━━━━━ EXERCISE INPUT ━━━━━
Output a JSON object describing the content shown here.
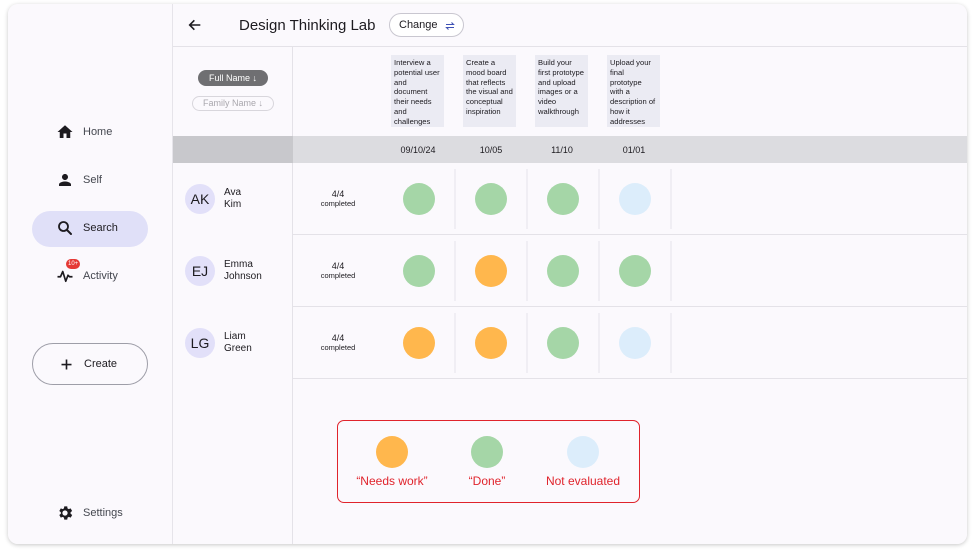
{
  "colors": {
    "needs_work": "#ffb74d",
    "done": "#a5d6a7",
    "not_evaluated": "#dcedfb",
    "legend_red": "#e0242c"
  },
  "sidebar": {
    "items": [
      {
        "label": "Home",
        "icon": "home-icon"
      },
      {
        "label": "Self",
        "icon": "person-icon"
      },
      {
        "label": "Search",
        "icon": "search-icon",
        "active": true
      },
      {
        "label": "Activity",
        "icon": "activity-icon",
        "badge": "10+"
      }
    ],
    "create_label": "Create",
    "settings_label": "Settings"
  },
  "header": {
    "title": "Design Thinking Lab",
    "change_label": "Change"
  },
  "sort": {
    "active": "Full Name ↓",
    "inactive": "Family Name ↓"
  },
  "tasks": [
    {
      "text": "Interview a potential user and document their needs and challenges",
      "date": "09/10/24"
    },
    {
      "text": "Create a mood board that reflects the visual and conceptual inspiration",
      "date": "10/05"
    },
    {
      "text": "Build your first prototype and upload images or a video walkthrough",
      "date": "11/10"
    },
    {
      "text": "Upload your final prototype with a description of how it addresses",
      "date": "01/01"
    }
  ],
  "students": [
    {
      "initials": "AK",
      "first": "Ava",
      "last": "Kim",
      "count": "4/4",
      "status_text": "completed",
      "statuses": [
        "done",
        "done",
        "done",
        "not_evaluated"
      ]
    },
    {
      "initials": "EJ",
      "first": "Emma",
      "last": "Johnson",
      "count": "4/4",
      "status_text": "completed",
      "statuses": [
        "done",
        "needs_work",
        "done",
        "done"
      ]
    },
    {
      "initials": "LG",
      "first": "Liam",
      "last": "Green",
      "count": "4/4",
      "status_text": "completed",
      "statuses": [
        "needs_work",
        "needs_work",
        "done",
        "not_evaluated"
      ]
    }
  ],
  "legend": {
    "needs_work": "“Needs work”",
    "done": "“Done”",
    "not_evaluated": "Not evaluated"
  }
}
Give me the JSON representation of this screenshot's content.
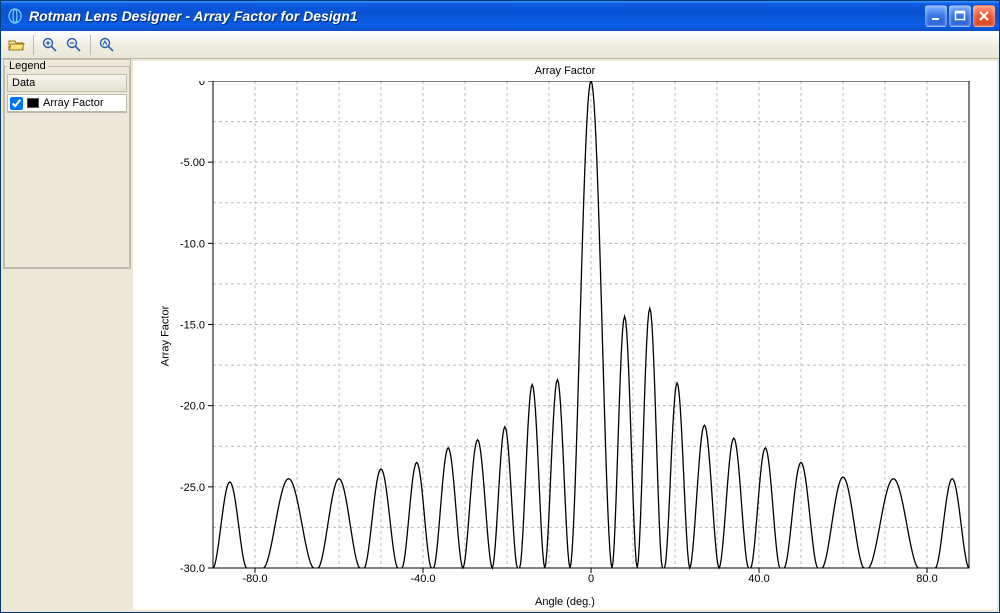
{
  "window": {
    "title": "Rotman Lens Designer - Array Factor for Design1"
  },
  "toolbar": {
    "open_tooltip": "Open",
    "zoom_in_tooltip": "Zoom In",
    "zoom_out_tooltip": "Zoom Out",
    "zoom_fit_tooltip": "Zoom Fit"
  },
  "legend": {
    "group_label": "Legend",
    "header": "Data",
    "items": [
      {
        "checked": true,
        "swatch": "#000000",
        "label": "Array Factor"
      }
    ]
  },
  "chart_data": {
    "type": "line",
    "title": "Array Factor",
    "xlabel": "Angle (deg.)",
    "ylabel": "Array Factor",
    "xlim": [
      -90,
      90
    ],
    "ylim": [
      -30,
      0
    ],
    "xticks": [
      -80,
      -40,
      0,
      40,
      80
    ],
    "yticks": [
      0,
      -5,
      -10,
      -15,
      -20,
      -25,
      -30
    ],
    "xtick_labels": [
      "-80.0",
      "-40.0",
      "0",
      "40.0",
      "80.0"
    ],
    "ytick_labels": [
      "0",
      "-5.00",
      "-10.0",
      "-15.0",
      "-20.0",
      "-25.0",
      "-30.0"
    ],
    "minor_xticks": [
      -90,
      -80,
      -70,
      -60,
      -50,
      -40,
      -30,
      -20,
      -10,
      0,
      10,
      20,
      30,
      40,
      50,
      60,
      70,
      80,
      90
    ],
    "minor_yticks": [
      0,
      -2.5,
      -5,
      -7.5,
      -10,
      -12.5,
      -15,
      -17.5,
      -20,
      -22.5,
      -25,
      -27.5,
      -30
    ],
    "series": [
      {
        "name": "Array Factor",
        "color": "#000000",
        "peak_angles": [
          -86,
          -72,
          -60,
          -50,
          -41.5,
          -34,
          -27,
          -20.5,
          -14,
          -8,
          0,
          8,
          14,
          20.5,
          27,
          34,
          41.5,
          50,
          60,
          72,
          86
        ],
        "peak_values": [
          -24.7,
          -24.5,
          -24.5,
          -23.9,
          -23.5,
          -22.6,
          -22.1,
          -21.3,
          -18.7,
          -18.4,
          0,
          -14.5,
          -14.0,
          -18.6,
          -21.2,
          -22.0,
          -22.6,
          -23.5,
          -24.4,
          -24.5,
          -24.5
        ],
        "null_angles": [
          -80,
          -66,
          -55,
          -46,
          -38,
          -30.5,
          -23.5,
          -17,
          -11,
          -5,
          5,
          11,
          17,
          23.5,
          30.5,
          38,
          46,
          55,
          66,
          80
        ]
      }
    ]
  },
  "colors": {
    "titlebar_gradient_top": "#3a95ff",
    "titlebar_gradient_bottom": "#0a4fc8",
    "close_btn": "#d8401b",
    "panel_bg": "#ece9d8"
  }
}
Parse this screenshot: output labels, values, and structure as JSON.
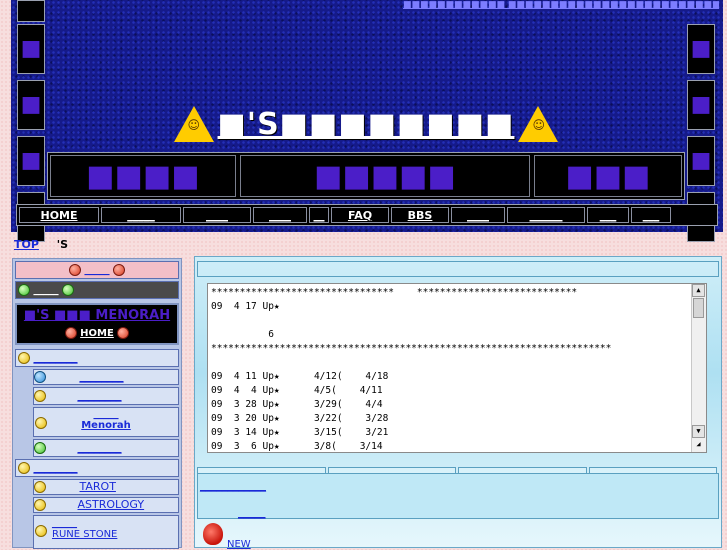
{
  "colors": {
    "banner_bg": "#151a8a",
    "menu_text": "#4b1ec8",
    "link": "#1a2bd8",
    "page_bg": "#f7dede"
  },
  "header": {
    "marquee": "■■■■■■■■■■■■ ■■■■■■■■■■■■■■■■■■■■■■■■■■■■■■■■■■■■■■■■■■■",
    "title": "■'S■■■■■■■■",
    "left_boxes": [
      "■",
      "■",
      "■",
      "■"
    ],
    "right_boxes": [
      "■",
      "■",
      "■",
      "■"
    ],
    "menu_boxes": [
      "■■■■",
      "■■■■■",
      "■■■"
    ]
  },
  "nav": [
    "HOME",
    "_____",
    "____",
    "____",
    "__",
    "FAQ",
    "BBS",
    "____",
    "______",
    "___",
    "___"
  ],
  "breadcrumb": {
    "top": "TOP",
    "current": "'S"
  },
  "sidebar": {
    "section1_header": "_____",
    "section1_sub": "_____",
    "menorah_title": "■'S ■■■ MENORAH",
    "home_link": "HOME",
    "group1_header": "________",
    "group1_items": [
      "________",
      "________",
      "Menorah",
      "________"
    ],
    "group1_item3_top": "_____",
    "group2_header": "________",
    "group2_items": [
      "TAROT",
      "ASTROLOGY",
      "RUNE STONE"
    ],
    "group2_item3_top": "_____"
  },
  "news": {
    "lines": [
      "********************************    ****************************",
      "09  4 17 Up★",
      "",
      "          6",
      "**********************************************************************",
      "",
      "09  4 11 Up★      4/12(    4/18",
      "09  4  4 Up★      4/5(    4/11",
      "09  3 28 Up★      3/29(    4/4",
      "09  3 20 Up★      3/22(    3/28",
      "09  3 14 Up★      3/15(    3/21",
      "09  3  6 Up★      3/8(    3/14"
    ]
  },
  "content_links": {
    "link1": "____________",
    "link2": "_____",
    "new_label": "NEW"
  }
}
━━━━━
Copy out the entries verbatim and leave the images out.

Output a JSON object describing the content shown here.
{
  "colors": {
    "needs_work": "#ffb74d",
    "done": "#a5d6a7",
    "not_evaluated": "#dcedfb",
    "legend_red": "#e0242c"
  },
  "sidebar": {
    "items": [
      {
        "label": "Home",
        "icon": "home-icon"
      },
      {
        "label": "Self",
        "icon": "person-icon"
      },
      {
        "label": "Search",
        "icon": "search-icon",
        "active": true
      },
      {
        "label": "Activity",
        "icon": "activity-icon",
        "badge": "10+"
      }
    ],
    "create_label": "Create",
    "settings_label": "Settings"
  },
  "header": {
    "title": "Design Thinking Lab",
    "change_label": "Change"
  },
  "sort": {
    "active": "Full Name ↓",
    "inactive": "Family Name ↓"
  },
  "tasks": [
    {
      "text": "Interview a potential user and document their needs and challenges",
      "date": "09/10/24"
    },
    {
      "text": "Create a mood board that reflects the visual and conceptual inspiration",
      "date": "10/05"
    },
    {
      "text": "Build your first prototype and upload images or a video walkthrough",
      "date": "11/10"
    },
    {
      "text": "Upload your final prototype with a description of how it addresses",
      "date": "01/01"
    }
  ],
  "students": [
    {
      "initials": "AK",
      "first": "Ava",
      "last": "Kim",
      "count": "4/4",
      "status_text": "completed",
      "statuses": [
        "done",
        "done",
        "done",
        "not_evaluated"
      ]
    },
    {
      "initials": "EJ",
      "first": "Emma",
      "last": "Johnson",
      "count": "4/4",
      "status_text": "completed",
      "statuses": [
        "done",
        "needs_work",
        "done",
        "done"
      ]
    },
    {
      "initials": "LG",
      "first": "Liam",
      "last": "Green",
      "count": "4/4",
      "status_text": "completed",
      "statuses": [
        "needs_work",
        "needs_work",
        "done",
        "not_evaluated"
      ]
    }
  ],
  "legend": {
    "needs_work": "“Needs work”",
    "done": "“Done”",
    "not_evaluated": "Not evaluated"
  }
}
Give me the JSON representation of this screenshot's content.
{
  "window": {
    "title": "Rotman Lens Designer - Array Factor for Design1"
  },
  "toolbar": {
    "open_tooltip": "Open",
    "zoom_in_tooltip": "Zoom In",
    "zoom_out_tooltip": "Zoom Out",
    "zoom_fit_tooltip": "Zoom Fit"
  },
  "legend": {
    "group_label": "Legend",
    "header": "Data",
    "items": [
      {
        "checked": true,
        "swatch": "#000000",
        "label": "Array Factor"
      }
    ]
  },
  "chart_data": {
    "type": "line",
    "title": "Array Factor",
    "xlabel": "Angle (deg.)",
    "ylabel": "Array Factor",
    "xlim": [
      -90,
      90
    ],
    "ylim": [
      -30,
      0
    ],
    "xticks": [
      -80,
      -40,
      0,
      40,
      80
    ],
    "yticks": [
      0,
      -5,
      -10,
      -15,
      -20,
      -25,
      -30
    ],
    "xtick_labels": [
      "-80.0",
      "-40.0",
      "0",
      "40.0",
      "80.0"
    ],
    "ytick_labels": [
      "0",
      "-5.00",
      "-10.0",
      "-15.0",
      "-20.0",
      "-25.0",
      "-30.0"
    ],
    "minor_xticks": [
      -90,
      -80,
      -70,
      -60,
      -50,
      -40,
      -30,
      -20,
      -10,
      0,
      10,
      20,
      30,
      40,
      50,
      60,
      70,
      80,
      90
    ],
    "minor_yticks": [
      0,
      -2.5,
      -5,
      -7.5,
      -10,
      -12.5,
      -15,
      -17.5,
      -20,
      -22.5,
      -25,
      -27.5,
      -30
    ],
    "series": [
      {
        "name": "Array Factor",
        "color": "#000000",
        "peak_angles": [
          -86,
          -72,
          -60,
          -50,
          -41.5,
          -34,
          -27,
          -20.5,
          -14,
          -8,
          0,
          8,
          14,
          20.5,
          27,
          34,
          41.5,
          50,
          60,
          72,
          86
        ],
        "peak_values": [
          -24.7,
          -24.5,
          -24.5,
          -23.9,
          -23.5,
          -22.6,
          -22.1,
          -21.3,
          -18.7,
          -18.4,
          0,
          -14.5,
          -14.0,
          -18.6,
          -21.2,
          -22.0,
          -22.6,
          -23.5,
          -24.4,
          -24.5,
          -24.5
        ],
        "null_angles": [
          -80,
          -66,
          -55,
          -46,
          -38,
          -30.5,
          -23.5,
          -17,
          -11,
          -5,
          5,
          11,
          17,
          23.5,
          30.5,
          38,
          46,
          55,
          66,
          80
        ]
      }
    ]
  },
  "colors": {
    "titlebar_gradient_top": "#3a95ff",
    "titlebar_gradient_bottom": "#0a4fc8",
    "close_btn": "#d8401b",
    "panel_bg": "#ece9d8"
  }
}
Parse this screenshot: output labels, values, and structure as JSON.
{
  "colors": {
    "banner_bg": "#151a8a",
    "menu_text": "#4b1ec8",
    "link": "#1a2bd8",
    "page_bg": "#f7dede"
  },
  "header": {
    "marquee": "■■■■■■■■■■■■ ■■■■■■■■■■■■■■■■■■■■■■■■■■■■■■■■■■■■■■■■■■■",
    "title": "■'S■■■■■■■■",
    "left_boxes": [
      "■",
      "■",
      "■",
      "■"
    ],
    "right_boxes": [
      "■",
      "■",
      "■",
      "■"
    ],
    "menu_boxes": [
      "■■■■",
      "■■■■■",
      "■■■"
    ]
  },
  "nav": [
    "HOME",
    "_____",
    "____",
    "____",
    "__",
    "FAQ",
    "BBS",
    "____",
    "______",
    "___",
    "___"
  ],
  "breadcrumb": {
    "top": "TOP",
    "current": "'S"
  },
  "sidebar": {
    "section1_header": "_____",
    "section1_sub": "_____",
    "menorah_title": "■'S ■■■ MENORAH",
    "home_link": "HOME",
    "group1_header": "________",
    "group1_items": [
      "________",
      "________",
      "Menorah",
      "________"
    ],
    "group1_item3_top": "_____",
    "group2_header": "________",
    "group2_items": [
      "TAROT",
      "ASTROLOGY",
      "RUNE STONE"
    ],
    "group2_item3_top": "_____"
  },
  "news": {
    "lines": [
      "********************************    ****************************",
      "09  4 17 Up★",
      "",
      "          6",
      "**********************************************************************",
      "",
      "09  4 11 Up★      4/12(    4/18",
      "09  4  4 Up★      4/5(    4/11",
      "09  3 28 Up★      3/29(    4/4",
      "09  3 20 Up★      3/22(    3/28",
      "09  3 14 Up★      3/15(    3/21",
      "09  3  6 Up★      3/8(    3/14"
    ]
  },
  "content_links": {
    "link1": "____________",
    "link2": "_____",
    "new_label": "NEW"
  }
}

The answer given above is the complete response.